## Description of the task
Set out every line of the data below as a numbered list, skipping blank lines and leaving out the pictures.

[START OF Input material]

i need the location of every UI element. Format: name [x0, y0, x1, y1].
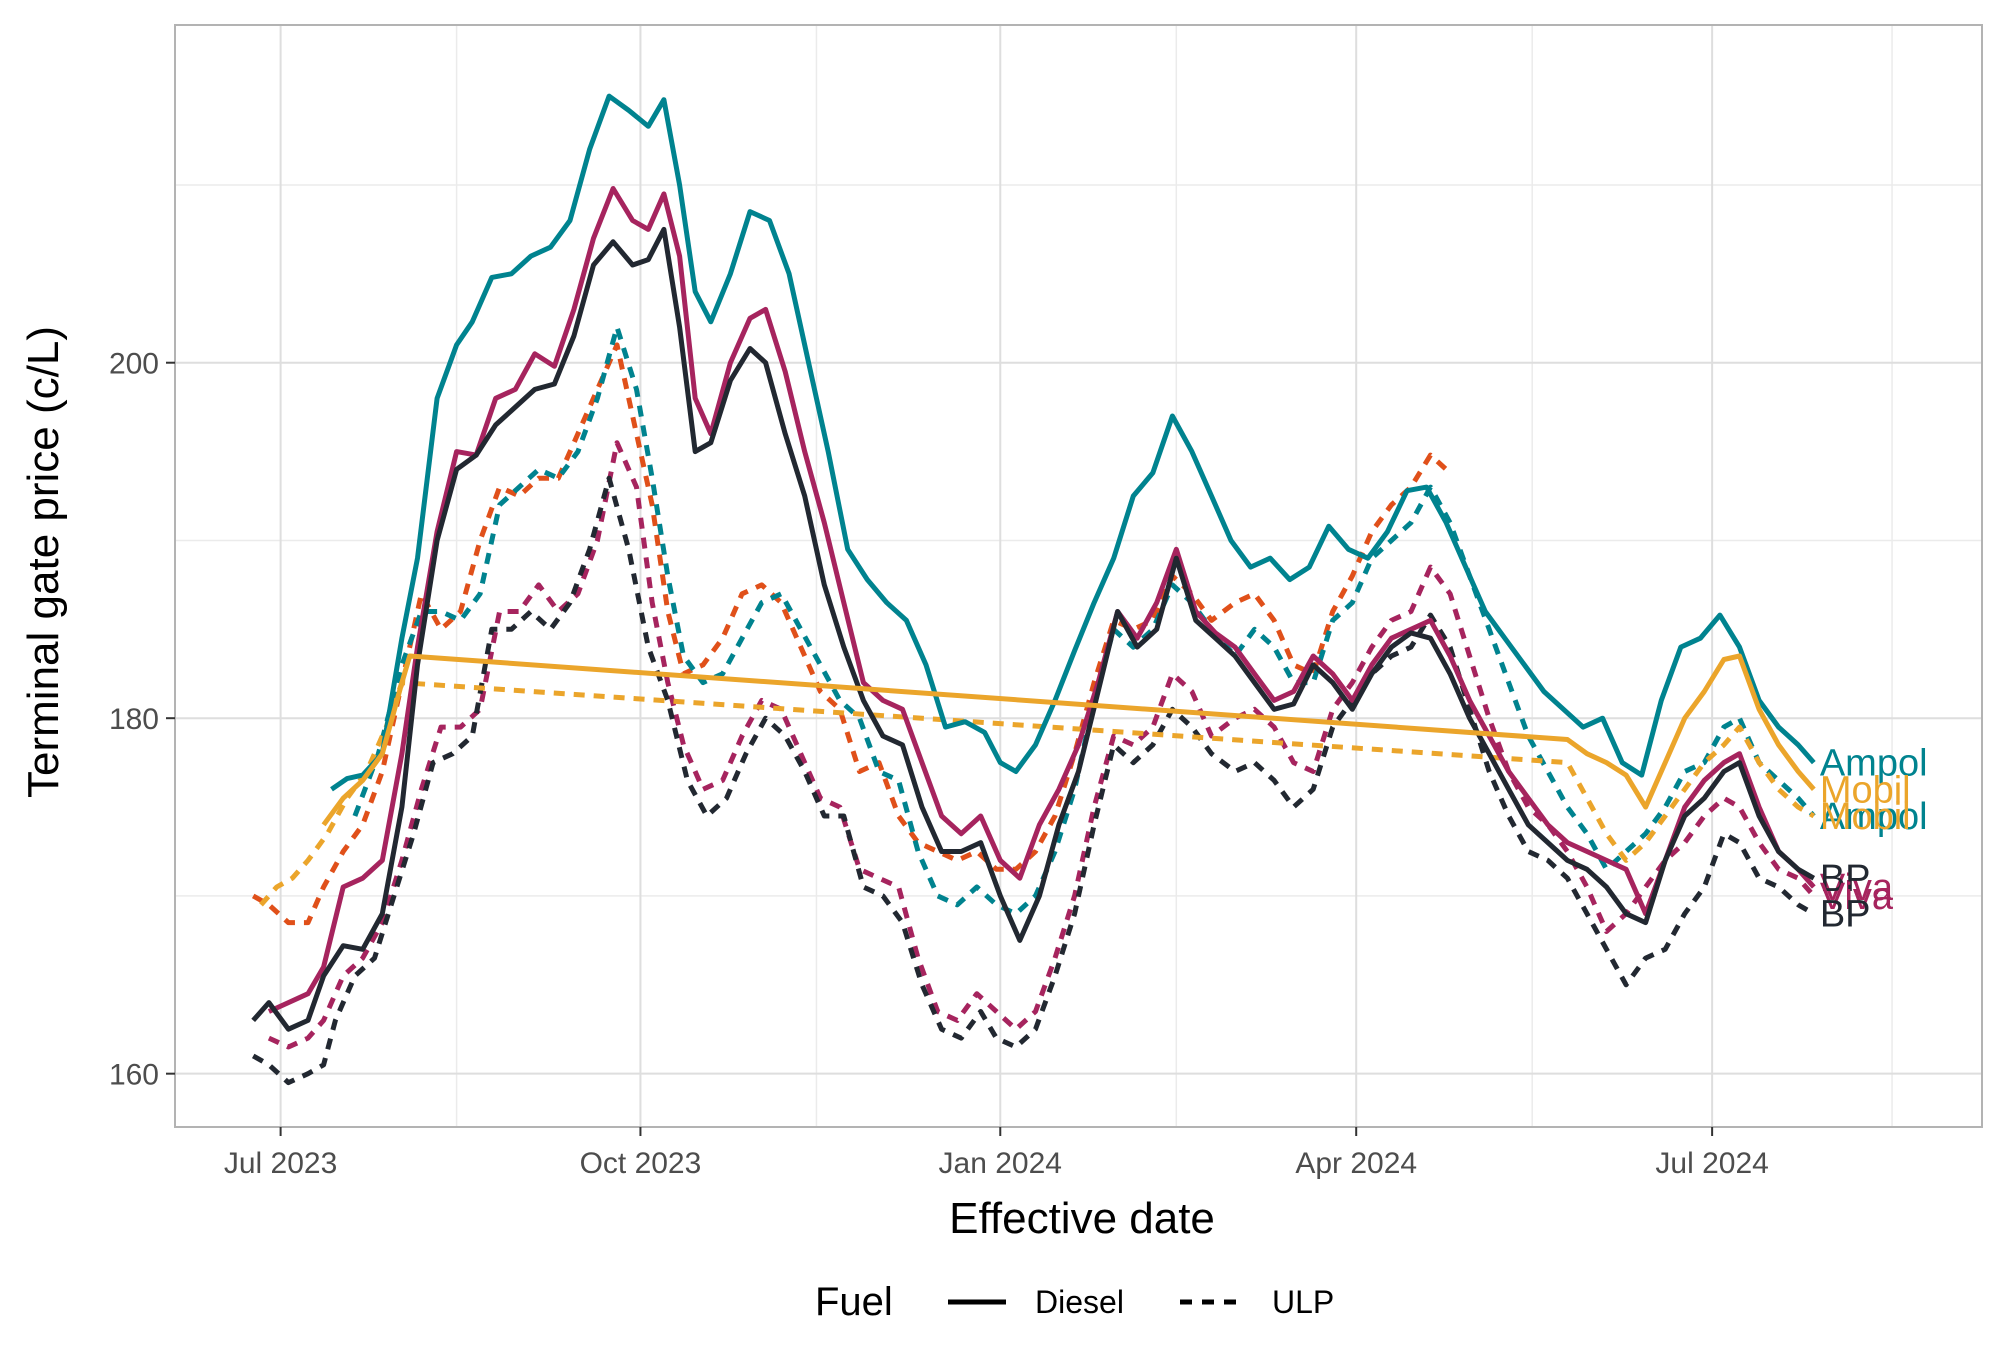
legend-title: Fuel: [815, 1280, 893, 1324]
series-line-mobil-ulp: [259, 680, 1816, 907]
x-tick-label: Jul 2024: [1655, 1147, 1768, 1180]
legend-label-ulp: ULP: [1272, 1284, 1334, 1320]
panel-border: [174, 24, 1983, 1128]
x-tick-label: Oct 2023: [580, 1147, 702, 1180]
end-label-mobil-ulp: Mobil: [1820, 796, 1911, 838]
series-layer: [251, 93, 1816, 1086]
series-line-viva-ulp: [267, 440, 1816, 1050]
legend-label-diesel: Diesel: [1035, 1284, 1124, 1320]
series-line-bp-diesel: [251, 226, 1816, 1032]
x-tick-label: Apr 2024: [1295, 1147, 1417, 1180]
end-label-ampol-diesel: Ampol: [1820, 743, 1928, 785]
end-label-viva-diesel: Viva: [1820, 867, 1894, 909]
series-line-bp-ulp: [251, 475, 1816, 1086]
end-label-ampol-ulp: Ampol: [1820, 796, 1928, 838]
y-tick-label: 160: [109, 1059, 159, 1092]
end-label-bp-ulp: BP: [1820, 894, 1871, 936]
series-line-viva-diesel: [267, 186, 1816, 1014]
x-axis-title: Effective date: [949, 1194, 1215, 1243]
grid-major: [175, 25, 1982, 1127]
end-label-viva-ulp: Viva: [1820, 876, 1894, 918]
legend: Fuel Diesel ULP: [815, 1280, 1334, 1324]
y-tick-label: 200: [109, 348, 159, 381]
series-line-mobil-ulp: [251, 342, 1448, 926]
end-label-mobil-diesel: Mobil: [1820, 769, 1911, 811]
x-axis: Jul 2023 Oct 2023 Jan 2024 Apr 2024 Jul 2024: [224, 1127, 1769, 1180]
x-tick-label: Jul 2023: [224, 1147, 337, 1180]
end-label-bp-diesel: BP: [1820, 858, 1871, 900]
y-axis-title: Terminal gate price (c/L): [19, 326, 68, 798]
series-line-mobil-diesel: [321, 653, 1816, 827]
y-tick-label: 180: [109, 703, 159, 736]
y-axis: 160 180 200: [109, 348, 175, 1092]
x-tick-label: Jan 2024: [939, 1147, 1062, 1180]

[END OF Input material]

## Answer for the task
1. i need the location of every UI element. Format: name [x0, y0, x1, y1].
2. legend-title: Fuel: [815, 1280, 893, 1324]
3. series-line-mobil-ulp: [259, 680, 1816, 907]
4. x-tick-label: Jul 2024: [1655, 1147, 1768, 1180]
5. legend-label-ulp: ULP: [1272, 1284, 1334, 1320]
6. panel-border: [174, 24, 1983, 1128]
7. x-tick-label: Oct 2023: [580, 1147, 702, 1180]
8. end-label-mobil-ulp: Mobil: [1820, 796, 1911, 838]
9. series-layer: [251, 93, 1816, 1086]
10. series-line-viva-ulp: [267, 440, 1816, 1050]
11. legend-label-diesel: Diesel: [1035, 1284, 1124, 1320]
12. series-line-bp-diesel: [251, 226, 1816, 1032]
13. x-tick-label: Apr 2024: [1295, 1147, 1417, 1180]
14. end-label-ampol-diesel: Ampol: [1820, 743, 1928, 785]
15. end-label-viva-diesel: Viva: [1820, 867, 1894, 909]
16. series-line-bp-ulp: [251, 475, 1816, 1086]
17. end-label-ampol-ulp: Ampol: [1820, 796, 1928, 838]
18. y-tick-label: 160: [109, 1059, 159, 1092]
19. end-label-bp-ulp: BP: [1820, 894, 1871, 936]
20. series-line-viva-diesel: [267, 186, 1816, 1014]
21. x-axis-title: Effective date: [949, 1194, 1215, 1243]
22. grid-major: [175, 25, 1982, 1127]
23. end-label-viva-ulp: Viva: [1820, 876, 1894, 918]
24. legend: Fuel Diesel ULP: [815, 1280, 1334, 1324]
25. y-tick-label: 200: [109, 348, 159, 381]
26. series-line-mobil-ulp: [251, 342, 1448, 926]
27. end-label-mobil-diesel: Mobil: [1820, 769, 1911, 811]
28. x-axis: Jul 2023 Oct 2023 Jan 2024 Apr 2024 Jul 2024: [224, 1127, 1769, 1180]
29. x-tick-label: Jul 2023: [224, 1147, 337, 1180]
30. end-label-bp-diesel: BP: [1820, 858, 1871, 900]
31. y-axis-title: Terminal gate price (c/L): [19, 326, 68, 798]
32. series-line-mobil-diesel: [321, 653, 1816, 827]
33. y-tick-label: 180: [109, 703, 159, 736]
34. y-axis: 160 180 200: [109, 348, 175, 1092]
35. x-tick-label: Jan 2024: [939, 1147, 1062, 1180]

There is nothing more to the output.